THE TASK -
State the number of lines that contain "satu", with no other text.

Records
+ + + + +

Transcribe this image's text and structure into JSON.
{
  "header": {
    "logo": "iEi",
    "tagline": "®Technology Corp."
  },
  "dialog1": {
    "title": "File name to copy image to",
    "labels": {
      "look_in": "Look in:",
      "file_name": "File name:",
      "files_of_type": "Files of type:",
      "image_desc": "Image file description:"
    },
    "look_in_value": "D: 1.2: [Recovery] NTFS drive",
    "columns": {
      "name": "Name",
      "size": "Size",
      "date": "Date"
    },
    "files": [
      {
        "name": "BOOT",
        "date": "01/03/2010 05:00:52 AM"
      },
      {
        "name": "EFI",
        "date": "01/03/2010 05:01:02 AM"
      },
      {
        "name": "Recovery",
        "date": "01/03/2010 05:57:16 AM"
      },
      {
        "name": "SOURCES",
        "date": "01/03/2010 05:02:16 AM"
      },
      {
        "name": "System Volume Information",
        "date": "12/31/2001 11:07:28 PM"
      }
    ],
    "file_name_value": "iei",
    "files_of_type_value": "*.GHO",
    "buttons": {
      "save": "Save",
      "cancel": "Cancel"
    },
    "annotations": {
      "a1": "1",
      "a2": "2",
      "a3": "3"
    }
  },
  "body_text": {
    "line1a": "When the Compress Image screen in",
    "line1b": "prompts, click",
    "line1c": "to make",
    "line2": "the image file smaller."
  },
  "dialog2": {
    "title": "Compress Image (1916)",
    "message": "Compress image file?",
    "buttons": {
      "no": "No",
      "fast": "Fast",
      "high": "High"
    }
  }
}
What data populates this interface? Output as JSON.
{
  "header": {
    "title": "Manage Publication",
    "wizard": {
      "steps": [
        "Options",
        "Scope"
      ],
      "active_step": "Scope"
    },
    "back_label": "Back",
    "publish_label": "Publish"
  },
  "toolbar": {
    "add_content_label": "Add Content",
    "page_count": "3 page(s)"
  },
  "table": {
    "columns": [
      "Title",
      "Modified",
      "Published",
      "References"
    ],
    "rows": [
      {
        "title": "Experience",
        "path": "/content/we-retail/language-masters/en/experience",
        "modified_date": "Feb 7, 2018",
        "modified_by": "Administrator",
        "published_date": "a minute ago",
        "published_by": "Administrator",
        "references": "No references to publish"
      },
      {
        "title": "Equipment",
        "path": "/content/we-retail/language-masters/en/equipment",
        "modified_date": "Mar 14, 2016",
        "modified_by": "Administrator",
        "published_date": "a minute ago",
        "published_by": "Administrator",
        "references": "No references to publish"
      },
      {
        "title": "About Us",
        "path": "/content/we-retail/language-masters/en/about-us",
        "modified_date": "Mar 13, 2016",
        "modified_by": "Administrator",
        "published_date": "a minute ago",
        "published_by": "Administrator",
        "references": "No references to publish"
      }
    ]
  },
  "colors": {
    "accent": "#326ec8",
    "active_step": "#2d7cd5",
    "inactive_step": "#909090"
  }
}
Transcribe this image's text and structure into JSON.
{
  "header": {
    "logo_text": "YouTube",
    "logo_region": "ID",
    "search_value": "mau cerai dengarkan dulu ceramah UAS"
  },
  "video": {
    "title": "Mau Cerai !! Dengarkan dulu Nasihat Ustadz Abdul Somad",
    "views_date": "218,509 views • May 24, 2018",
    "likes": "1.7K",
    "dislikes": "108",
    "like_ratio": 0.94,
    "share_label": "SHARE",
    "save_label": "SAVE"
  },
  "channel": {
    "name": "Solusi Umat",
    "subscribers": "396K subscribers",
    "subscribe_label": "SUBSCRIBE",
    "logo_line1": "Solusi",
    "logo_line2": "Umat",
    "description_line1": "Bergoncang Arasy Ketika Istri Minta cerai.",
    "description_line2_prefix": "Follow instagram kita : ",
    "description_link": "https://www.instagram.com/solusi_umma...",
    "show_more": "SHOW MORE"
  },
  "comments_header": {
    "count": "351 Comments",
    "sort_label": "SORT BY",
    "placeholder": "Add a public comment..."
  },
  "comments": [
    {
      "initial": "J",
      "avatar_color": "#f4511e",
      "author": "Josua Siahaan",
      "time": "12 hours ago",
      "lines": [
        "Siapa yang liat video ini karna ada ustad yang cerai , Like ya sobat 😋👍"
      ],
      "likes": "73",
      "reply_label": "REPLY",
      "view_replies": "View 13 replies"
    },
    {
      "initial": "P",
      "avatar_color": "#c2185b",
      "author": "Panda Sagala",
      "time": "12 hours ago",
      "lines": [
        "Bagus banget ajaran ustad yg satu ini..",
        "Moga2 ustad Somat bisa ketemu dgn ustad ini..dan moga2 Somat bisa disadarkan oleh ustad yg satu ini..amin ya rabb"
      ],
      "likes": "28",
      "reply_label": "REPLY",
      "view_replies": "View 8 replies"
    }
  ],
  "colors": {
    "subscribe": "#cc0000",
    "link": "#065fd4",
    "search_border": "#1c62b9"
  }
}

+ + + + +

EXPECTED ANSWER -
2